• Written task: Write out each line of the listing as it stands, without the images.

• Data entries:
☆ ☆ ☆ ☆ ☆ ☆ ☆

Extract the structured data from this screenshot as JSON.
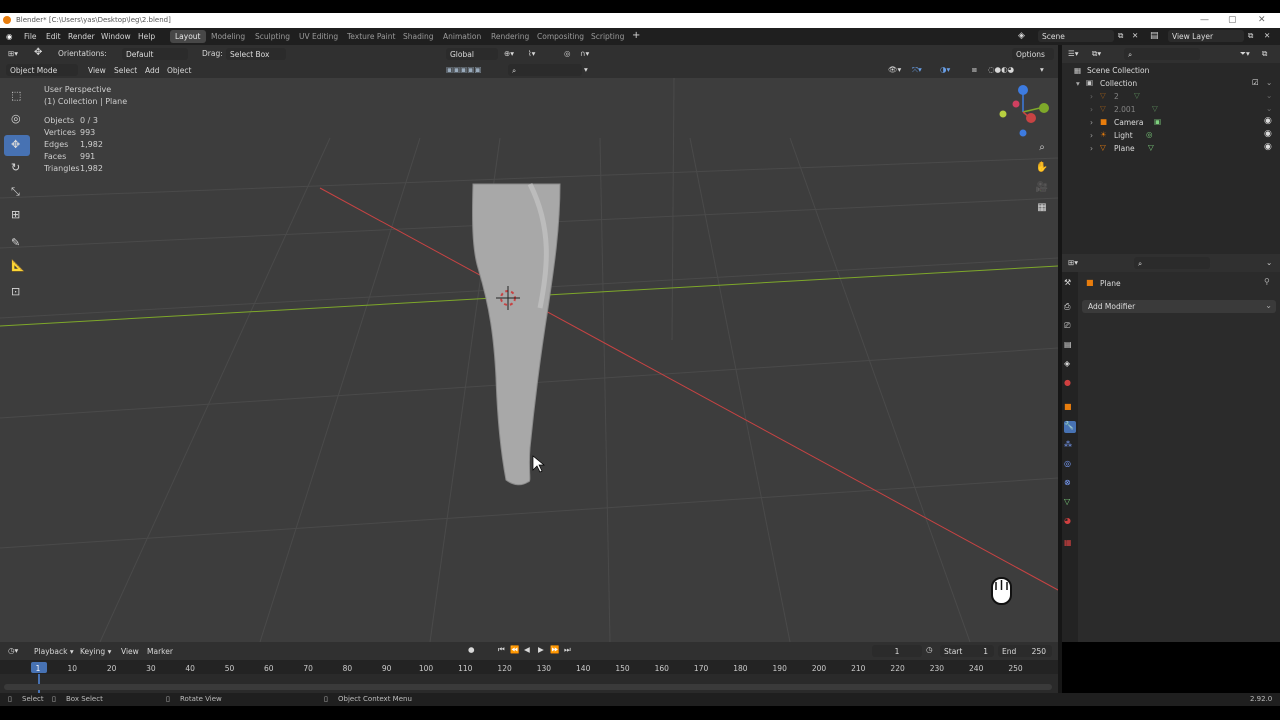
{
  "window_title": "Blender* [C:\\Users\\yas\\Desktop\\leg\\2.blend]",
  "menu": [
    "File",
    "Edit",
    "Render",
    "Window",
    "Help"
  ],
  "workspaces": [
    "Layout",
    "Modeling",
    "Sculpting",
    "UV Editing",
    "Texture Paint",
    "Shading",
    "Animation",
    "Rendering",
    "Compositing",
    "Scripting"
  ],
  "active_workspace": "Layout",
  "scene_field": "Scene",
  "view_layer_field": "View Layer",
  "header": {
    "orientation_label": "Orientations:",
    "orientation_value": "Default",
    "drag_label": "Drag:",
    "drag_value": "Select Box",
    "transform_orientation": "Global",
    "options_label": "Options"
  },
  "header2": {
    "mode": "Object Mode",
    "menus": [
      "View",
      "Select",
      "Add",
      "Object"
    ]
  },
  "viewport": {
    "perspective": "User Perspective",
    "collection": "(1) Collection | Plane",
    "stats": [
      {
        "label": "Objects",
        "value": "0 / 3"
      },
      {
        "label": "Vertices",
        "value": "993"
      },
      {
        "label": "Edges",
        "value": "1,982"
      },
      {
        "label": "Faces",
        "value": "991"
      },
      {
        "label": "Triangles",
        "value": "1,982"
      }
    ]
  },
  "outliner": {
    "rows": [
      {
        "label": "Scene Collection",
        "depth": 0
      },
      {
        "label": "Collection",
        "depth": 1
      },
      {
        "label": "2",
        "depth": 2
      },
      {
        "label": "2.001",
        "depth": 2
      },
      {
        "label": "Camera",
        "depth": 2
      },
      {
        "label": "Light",
        "depth": 2
      },
      {
        "label": "Plane",
        "depth": 2
      }
    ]
  },
  "properties": {
    "object_name": "Plane",
    "add_modifier": "Add Modifier"
  },
  "timeline": {
    "menus": [
      "Playback",
      "Keying",
      "View",
      "Marker"
    ],
    "current_frame": "1",
    "start_label": "Start",
    "start_value": "1",
    "end_label": "End",
    "end_value": "250",
    "frame_ticks": [
      "1",
      "10",
      "20",
      "30",
      "40",
      "50",
      "60",
      "70",
      "80",
      "90",
      "100",
      "110",
      "120",
      "130",
      "140",
      "150",
      "160",
      "170",
      "180",
      "190",
      "200",
      "210",
      "220",
      "230",
      "240",
      "250"
    ]
  },
  "status": {
    "select": "Select",
    "box_select": "Box Select",
    "rotate_view": "Rotate View",
    "context_menu": "Object Context Menu",
    "version": "2.92.0"
  },
  "colors": {
    "accent": "#4772b3",
    "x_axis": "#c74343",
    "y_axis": "#7ea82a",
    "z_axis": "#3d7be0",
    "orange": "#e87d0d"
  }
}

☆ ☆ ☆ ☆ ☆ ☆ ☆

• Reply to the task:
Extract the structured data from this screenshot as JSON.
{
  "window_title": "Blender* [C:\\Users\\yas\\Desktop\\leg\\2.blend]",
  "menu": [
    "File",
    "Edit",
    "Render",
    "Window",
    "Help"
  ],
  "workspaces": [
    "Layout",
    "Modeling",
    "Sculpting",
    "UV Editing",
    "Texture Paint",
    "Shading",
    "Animation",
    "Rendering",
    "Compositing",
    "Scripting"
  ],
  "active_workspace": "Layout",
  "scene_field": "Scene",
  "view_layer_field": "View Layer",
  "header": {
    "orientation_label": "Orientations:",
    "orientation_value": "Default",
    "drag_label": "Drag:",
    "drag_value": "Select Box",
    "transform_orientation": "Global",
    "options_label": "Options"
  },
  "header2": {
    "mode": "Object Mode",
    "menus": [
      "View",
      "Select",
      "Add",
      "Object"
    ]
  },
  "viewport": {
    "perspective": "User Perspective",
    "collection": "(1) Collection | Plane",
    "stats": [
      {
        "label": "Objects",
        "value": "0 / 3"
      },
      {
        "label": "Vertices",
        "value": "993"
      },
      {
        "label": "Edges",
        "value": "1,982"
      },
      {
        "label": "Faces",
        "value": "991"
      },
      {
        "label": "Triangles",
        "value": "1,982"
      }
    ]
  },
  "outliner": {
    "rows": [
      {
        "label": "Scene Collection",
        "depth": 0
      },
      {
        "label": "Collection",
        "depth": 1
      },
      {
        "label": "2",
        "depth": 2
      },
      {
        "label": "2.001",
        "depth": 2
      },
      {
        "label": "Camera",
        "depth": 2
      },
      {
        "label": "Light",
        "depth": 2
      },
      {
        "label": "Plane",
        "depth": 2
      }
    ]
  },
  "properties": {
    "object_name": "Plane",
    "add_modifier": "Add Modifier"
  },
  "timeline": {
    "menus": [
      "Playback",
      "Keying",
      "View",
      "Marker"
    ],
    "current_frame": "1",
    "start_label": "Start",
    "start_value": "1",
    "end_label": "End",
    "end_value": "250",
    "frame_ticks": [
      "1",
      "10",
      "20",
      "30",
      "40",
      "50",
      "60",
      "70",
      "80",
      "90",
      "100",
      "110",
      "120",
      "130",
      "140",
      "150",
      "160",
      "170",
      "180",
      "190",
      "200",
      "210",
      "220",
      "230",
      "240",
      "250"
    ]
  },
  "status": {
    "select": "Select",
    "box_select": "Box Select",
    "rotate_view": "Rotate View",
    "context_menu": "Object Context Menu",
    "version": "2.92.0"
  },
  "colors": {
    "accent": "#4772b3",
    "x_axis": "#c74343",
    "y_axis": "#7ea82a",
    "z_axis": "#3d7be0",
    "orange": "#e87d0d"
  }
}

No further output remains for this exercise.